→ **Consignas**
1) ¿Qué personas aparecen mencionadas con nombre propio en el fragmento? Enuméralas todas.
2) Repite el fragmento tal cual, comenzando en las palabras "Los milagros forman" y deteniéndote después de "su prematura orfandad.".

→ **Fragmento**
A la postre, en un giro que a sus ojos resultaba milagroso, las plegarias, sacrificios y esfuerzos por portarse bien en aras de la conversión de sus padres se vieron recompensados. O al menos eso pensó el día en que su madre le pidió que la enseñara a rezar el rosario. Matilde Castrillo había quedado profundamente impactada por la lectura de El hecho extraordinario, del filósofo Manuel García Morente, un escrito autobiográfico publicado de forma póstuma en 1951 donde relata su conversión a la fe. A raíz de esto se suscitó en ella un interés por la religión en el que, de pronto, la hija menor desempeña el papel de orientadora de su madre: «Fue como una especie de conmoción rarísima tenerle yo que explicar a mi madre cosas de la religión. Por una parte, me sentí como muy realizada después de tanto que había rezado para que mis padres arreglaran las cosas con Dios, porque yo veía que se iban al infierno por lo del chorizo y todo lo demás». A partir de entonces, el matrimonio empezó a ir a misa, «mi madre porque pensaba que debía ir y mi padre por acompañarla. Pero nunca fueron muy religiosos. Era más una religiosidad social, adquirida y poco enraizada».

Los milagros forman parte del imaginario colectivo y sirven como interpretación recurrente para cualquier suceso inesperado o incomprendido. La intervención sobrenatural sustituye a las explicaciones racionales con total naturalidad. La transformación de Paquita, por ejemplo, en una buena estudiante da pie a que la directora de su colegio vea una mano providencial que la está compensando por su prematura orfandad.

→ **Datos registrados**

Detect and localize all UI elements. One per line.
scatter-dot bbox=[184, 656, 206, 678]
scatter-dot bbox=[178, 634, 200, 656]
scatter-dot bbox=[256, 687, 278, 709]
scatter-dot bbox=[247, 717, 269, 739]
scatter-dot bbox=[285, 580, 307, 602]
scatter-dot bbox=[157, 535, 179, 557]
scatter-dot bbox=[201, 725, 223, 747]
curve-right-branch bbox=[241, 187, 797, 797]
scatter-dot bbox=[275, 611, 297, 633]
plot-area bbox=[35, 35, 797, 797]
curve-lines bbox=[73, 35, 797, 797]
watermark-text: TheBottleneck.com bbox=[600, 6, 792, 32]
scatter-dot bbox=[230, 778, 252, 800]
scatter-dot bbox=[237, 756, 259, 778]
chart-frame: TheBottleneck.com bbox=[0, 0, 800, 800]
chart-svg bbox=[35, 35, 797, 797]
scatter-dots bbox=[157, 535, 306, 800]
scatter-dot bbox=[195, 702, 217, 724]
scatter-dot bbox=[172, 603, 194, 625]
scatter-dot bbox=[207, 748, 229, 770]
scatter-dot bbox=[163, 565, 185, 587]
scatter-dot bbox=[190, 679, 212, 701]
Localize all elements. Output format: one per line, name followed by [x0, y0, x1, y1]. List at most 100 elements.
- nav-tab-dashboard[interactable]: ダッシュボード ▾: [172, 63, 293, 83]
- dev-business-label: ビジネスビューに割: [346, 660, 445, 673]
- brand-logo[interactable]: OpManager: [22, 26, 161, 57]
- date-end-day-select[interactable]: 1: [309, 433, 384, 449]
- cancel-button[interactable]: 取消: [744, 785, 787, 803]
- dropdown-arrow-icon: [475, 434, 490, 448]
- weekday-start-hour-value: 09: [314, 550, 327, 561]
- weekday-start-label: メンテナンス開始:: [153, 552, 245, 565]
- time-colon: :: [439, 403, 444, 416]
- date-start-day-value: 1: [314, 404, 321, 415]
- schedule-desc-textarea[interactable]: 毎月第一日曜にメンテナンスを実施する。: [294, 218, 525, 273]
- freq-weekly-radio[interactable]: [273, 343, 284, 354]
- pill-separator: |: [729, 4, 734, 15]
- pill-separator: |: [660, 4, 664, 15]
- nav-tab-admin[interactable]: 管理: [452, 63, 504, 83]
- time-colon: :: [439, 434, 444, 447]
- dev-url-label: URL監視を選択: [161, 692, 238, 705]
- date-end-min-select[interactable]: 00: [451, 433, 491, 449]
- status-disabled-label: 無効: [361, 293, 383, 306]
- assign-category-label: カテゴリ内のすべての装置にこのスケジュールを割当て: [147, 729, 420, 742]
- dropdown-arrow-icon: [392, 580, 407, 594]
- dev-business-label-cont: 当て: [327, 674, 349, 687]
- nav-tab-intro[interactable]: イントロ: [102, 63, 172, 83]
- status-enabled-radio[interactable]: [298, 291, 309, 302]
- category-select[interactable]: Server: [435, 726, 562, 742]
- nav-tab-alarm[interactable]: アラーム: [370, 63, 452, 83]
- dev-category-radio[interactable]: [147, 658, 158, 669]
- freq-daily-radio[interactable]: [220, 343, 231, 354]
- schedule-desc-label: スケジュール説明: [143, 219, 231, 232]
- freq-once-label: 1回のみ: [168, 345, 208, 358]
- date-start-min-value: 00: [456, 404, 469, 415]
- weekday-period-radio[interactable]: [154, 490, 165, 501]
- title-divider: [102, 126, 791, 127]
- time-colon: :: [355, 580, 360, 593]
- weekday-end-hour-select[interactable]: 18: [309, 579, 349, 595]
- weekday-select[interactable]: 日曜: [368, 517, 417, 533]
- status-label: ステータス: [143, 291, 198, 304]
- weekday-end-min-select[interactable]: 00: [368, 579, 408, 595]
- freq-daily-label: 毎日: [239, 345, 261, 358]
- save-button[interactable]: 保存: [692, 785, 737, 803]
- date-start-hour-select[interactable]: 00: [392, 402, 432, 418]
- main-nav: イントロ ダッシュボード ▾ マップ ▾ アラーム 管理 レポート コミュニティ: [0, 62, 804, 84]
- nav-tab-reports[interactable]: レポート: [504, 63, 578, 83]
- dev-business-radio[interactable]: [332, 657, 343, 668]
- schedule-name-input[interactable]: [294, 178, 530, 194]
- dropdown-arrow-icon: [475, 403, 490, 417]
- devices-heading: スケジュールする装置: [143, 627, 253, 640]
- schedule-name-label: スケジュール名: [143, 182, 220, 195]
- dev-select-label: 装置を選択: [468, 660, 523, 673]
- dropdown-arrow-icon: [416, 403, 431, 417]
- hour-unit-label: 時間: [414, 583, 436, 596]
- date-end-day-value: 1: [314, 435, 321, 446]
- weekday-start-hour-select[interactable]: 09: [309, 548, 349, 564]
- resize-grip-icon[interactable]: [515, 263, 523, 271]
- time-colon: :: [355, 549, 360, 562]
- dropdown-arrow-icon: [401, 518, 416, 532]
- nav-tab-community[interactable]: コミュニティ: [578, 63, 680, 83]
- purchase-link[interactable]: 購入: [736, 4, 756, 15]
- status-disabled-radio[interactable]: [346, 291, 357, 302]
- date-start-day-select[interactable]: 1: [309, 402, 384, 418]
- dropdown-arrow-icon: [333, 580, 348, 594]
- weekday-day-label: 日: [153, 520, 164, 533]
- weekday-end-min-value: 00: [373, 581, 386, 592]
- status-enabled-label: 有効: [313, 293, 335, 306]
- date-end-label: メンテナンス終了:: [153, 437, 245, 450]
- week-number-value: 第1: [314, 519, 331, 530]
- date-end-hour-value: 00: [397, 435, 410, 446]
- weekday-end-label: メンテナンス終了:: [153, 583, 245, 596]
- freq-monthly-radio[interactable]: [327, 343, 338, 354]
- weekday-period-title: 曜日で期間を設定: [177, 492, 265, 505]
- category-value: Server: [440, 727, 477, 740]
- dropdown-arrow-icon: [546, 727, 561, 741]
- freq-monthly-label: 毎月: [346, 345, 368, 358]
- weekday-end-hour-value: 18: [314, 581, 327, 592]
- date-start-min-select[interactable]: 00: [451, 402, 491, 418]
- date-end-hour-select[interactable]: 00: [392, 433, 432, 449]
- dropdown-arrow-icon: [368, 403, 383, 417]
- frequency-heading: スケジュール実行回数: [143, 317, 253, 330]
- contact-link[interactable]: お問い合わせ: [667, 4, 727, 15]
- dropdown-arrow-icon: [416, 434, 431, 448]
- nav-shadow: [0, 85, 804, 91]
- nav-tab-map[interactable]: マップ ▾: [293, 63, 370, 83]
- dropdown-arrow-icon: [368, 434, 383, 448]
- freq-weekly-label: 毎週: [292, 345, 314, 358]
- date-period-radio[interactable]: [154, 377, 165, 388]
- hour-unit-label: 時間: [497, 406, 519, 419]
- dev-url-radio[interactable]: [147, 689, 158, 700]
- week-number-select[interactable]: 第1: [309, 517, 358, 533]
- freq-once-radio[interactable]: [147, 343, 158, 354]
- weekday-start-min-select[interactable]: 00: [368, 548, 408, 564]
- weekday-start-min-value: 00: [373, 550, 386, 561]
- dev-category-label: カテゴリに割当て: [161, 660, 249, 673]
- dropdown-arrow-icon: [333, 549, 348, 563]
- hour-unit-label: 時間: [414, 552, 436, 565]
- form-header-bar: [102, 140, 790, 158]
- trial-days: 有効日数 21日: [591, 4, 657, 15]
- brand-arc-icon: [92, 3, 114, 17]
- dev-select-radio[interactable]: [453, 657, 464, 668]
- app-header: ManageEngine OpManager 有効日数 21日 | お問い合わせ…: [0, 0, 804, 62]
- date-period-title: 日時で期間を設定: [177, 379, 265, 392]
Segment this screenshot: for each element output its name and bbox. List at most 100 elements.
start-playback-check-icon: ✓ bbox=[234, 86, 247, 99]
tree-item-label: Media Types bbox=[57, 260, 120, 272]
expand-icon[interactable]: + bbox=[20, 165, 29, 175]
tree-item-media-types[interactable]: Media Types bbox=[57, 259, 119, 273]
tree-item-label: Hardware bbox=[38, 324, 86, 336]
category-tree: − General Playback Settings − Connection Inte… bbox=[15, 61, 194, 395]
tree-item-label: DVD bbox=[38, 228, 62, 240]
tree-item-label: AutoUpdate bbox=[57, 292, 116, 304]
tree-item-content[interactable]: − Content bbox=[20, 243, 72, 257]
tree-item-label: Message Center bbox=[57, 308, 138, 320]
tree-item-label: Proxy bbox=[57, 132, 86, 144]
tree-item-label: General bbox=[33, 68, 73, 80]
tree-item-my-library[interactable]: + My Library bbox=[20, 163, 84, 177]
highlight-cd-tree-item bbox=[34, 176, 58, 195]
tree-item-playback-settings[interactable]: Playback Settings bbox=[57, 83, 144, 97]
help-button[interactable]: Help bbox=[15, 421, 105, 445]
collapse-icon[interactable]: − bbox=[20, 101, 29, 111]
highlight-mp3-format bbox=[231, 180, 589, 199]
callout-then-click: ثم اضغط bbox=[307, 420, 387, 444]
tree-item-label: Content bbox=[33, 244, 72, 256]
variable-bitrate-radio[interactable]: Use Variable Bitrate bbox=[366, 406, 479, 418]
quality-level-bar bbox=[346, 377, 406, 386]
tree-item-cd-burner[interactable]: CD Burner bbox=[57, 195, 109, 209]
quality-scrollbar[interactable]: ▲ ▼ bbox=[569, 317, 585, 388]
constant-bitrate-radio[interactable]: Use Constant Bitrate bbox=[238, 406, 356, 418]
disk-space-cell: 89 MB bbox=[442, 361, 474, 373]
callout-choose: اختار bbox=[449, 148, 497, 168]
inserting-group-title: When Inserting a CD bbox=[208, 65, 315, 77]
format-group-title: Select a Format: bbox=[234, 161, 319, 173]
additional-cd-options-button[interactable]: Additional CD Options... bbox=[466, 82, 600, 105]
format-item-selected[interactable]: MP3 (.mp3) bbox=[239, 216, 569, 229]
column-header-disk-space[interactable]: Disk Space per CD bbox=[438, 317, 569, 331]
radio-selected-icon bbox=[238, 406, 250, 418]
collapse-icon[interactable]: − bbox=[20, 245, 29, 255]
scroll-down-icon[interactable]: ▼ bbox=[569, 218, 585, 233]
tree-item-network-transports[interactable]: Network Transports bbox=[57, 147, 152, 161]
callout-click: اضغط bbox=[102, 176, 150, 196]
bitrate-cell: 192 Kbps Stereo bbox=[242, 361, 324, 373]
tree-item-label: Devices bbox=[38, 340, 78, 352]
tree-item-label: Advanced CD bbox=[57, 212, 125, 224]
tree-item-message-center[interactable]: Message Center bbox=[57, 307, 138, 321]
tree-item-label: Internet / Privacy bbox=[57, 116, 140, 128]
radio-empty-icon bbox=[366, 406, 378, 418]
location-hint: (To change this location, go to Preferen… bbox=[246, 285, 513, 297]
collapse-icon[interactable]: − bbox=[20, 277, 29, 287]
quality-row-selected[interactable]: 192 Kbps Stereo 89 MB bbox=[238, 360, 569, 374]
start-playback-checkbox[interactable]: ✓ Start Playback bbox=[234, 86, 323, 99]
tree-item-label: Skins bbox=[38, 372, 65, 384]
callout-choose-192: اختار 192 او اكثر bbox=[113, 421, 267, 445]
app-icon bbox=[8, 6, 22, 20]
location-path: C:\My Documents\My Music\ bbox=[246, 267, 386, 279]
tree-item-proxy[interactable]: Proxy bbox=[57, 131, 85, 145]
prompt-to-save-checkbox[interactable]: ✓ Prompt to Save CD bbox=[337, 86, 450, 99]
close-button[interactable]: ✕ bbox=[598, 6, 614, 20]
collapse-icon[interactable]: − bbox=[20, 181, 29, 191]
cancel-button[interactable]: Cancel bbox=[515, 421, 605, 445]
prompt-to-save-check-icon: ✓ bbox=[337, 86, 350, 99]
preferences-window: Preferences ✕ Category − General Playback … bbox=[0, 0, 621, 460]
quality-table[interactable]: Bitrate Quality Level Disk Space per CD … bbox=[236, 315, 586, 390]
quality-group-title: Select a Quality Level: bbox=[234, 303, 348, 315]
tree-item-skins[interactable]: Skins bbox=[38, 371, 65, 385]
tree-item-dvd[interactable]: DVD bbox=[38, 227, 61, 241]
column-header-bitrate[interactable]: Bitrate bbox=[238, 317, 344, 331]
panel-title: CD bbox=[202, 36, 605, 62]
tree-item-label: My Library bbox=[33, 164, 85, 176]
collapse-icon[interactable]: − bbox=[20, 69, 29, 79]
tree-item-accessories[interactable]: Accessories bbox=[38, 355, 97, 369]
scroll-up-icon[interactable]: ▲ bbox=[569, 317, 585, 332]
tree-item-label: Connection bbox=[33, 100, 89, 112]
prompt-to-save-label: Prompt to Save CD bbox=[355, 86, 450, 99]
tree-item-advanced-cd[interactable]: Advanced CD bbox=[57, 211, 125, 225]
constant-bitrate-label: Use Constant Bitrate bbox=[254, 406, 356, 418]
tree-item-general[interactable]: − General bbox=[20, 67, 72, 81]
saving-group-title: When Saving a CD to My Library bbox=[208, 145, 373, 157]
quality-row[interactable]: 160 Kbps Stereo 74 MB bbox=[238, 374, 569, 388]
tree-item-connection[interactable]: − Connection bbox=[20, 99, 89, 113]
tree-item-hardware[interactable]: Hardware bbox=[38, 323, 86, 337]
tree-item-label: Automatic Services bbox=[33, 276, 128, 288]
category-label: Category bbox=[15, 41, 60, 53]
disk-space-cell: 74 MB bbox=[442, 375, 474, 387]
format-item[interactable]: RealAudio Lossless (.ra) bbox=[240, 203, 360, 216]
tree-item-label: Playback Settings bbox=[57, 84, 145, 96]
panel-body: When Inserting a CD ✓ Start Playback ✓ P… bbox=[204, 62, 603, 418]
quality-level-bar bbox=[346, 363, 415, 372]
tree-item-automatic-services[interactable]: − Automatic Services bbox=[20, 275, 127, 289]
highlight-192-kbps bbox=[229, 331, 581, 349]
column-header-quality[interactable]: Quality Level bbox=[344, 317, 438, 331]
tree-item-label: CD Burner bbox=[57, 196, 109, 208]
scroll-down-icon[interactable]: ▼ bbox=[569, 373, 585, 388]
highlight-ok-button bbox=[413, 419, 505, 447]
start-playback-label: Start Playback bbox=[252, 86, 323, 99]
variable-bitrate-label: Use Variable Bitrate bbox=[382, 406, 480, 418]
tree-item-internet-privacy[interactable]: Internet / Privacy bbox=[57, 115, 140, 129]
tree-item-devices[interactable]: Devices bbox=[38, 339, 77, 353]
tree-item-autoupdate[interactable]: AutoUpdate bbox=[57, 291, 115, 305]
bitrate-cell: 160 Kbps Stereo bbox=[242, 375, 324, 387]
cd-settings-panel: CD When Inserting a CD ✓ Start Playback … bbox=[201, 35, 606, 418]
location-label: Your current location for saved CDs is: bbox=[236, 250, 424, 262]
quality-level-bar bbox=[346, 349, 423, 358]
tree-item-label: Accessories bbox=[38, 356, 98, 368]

→ **Respuestas esperadas**
1)
- Matilde Castrillo
- Manuel García Morente
- Paquita

2)
Los milagros forman parte del imaginario colectivo y sirven como interpretación recurrente para cualquier suceso inesperado o incomprendido. La intervención sobrenatural sustituye a las explicaciones racionales con total naturalidad. La transformación de Paquita, por ejemplo, en una buena estudiante da pie a que la directora de su colegio vea una mano providencial que la está compensando por su prematura orfandad.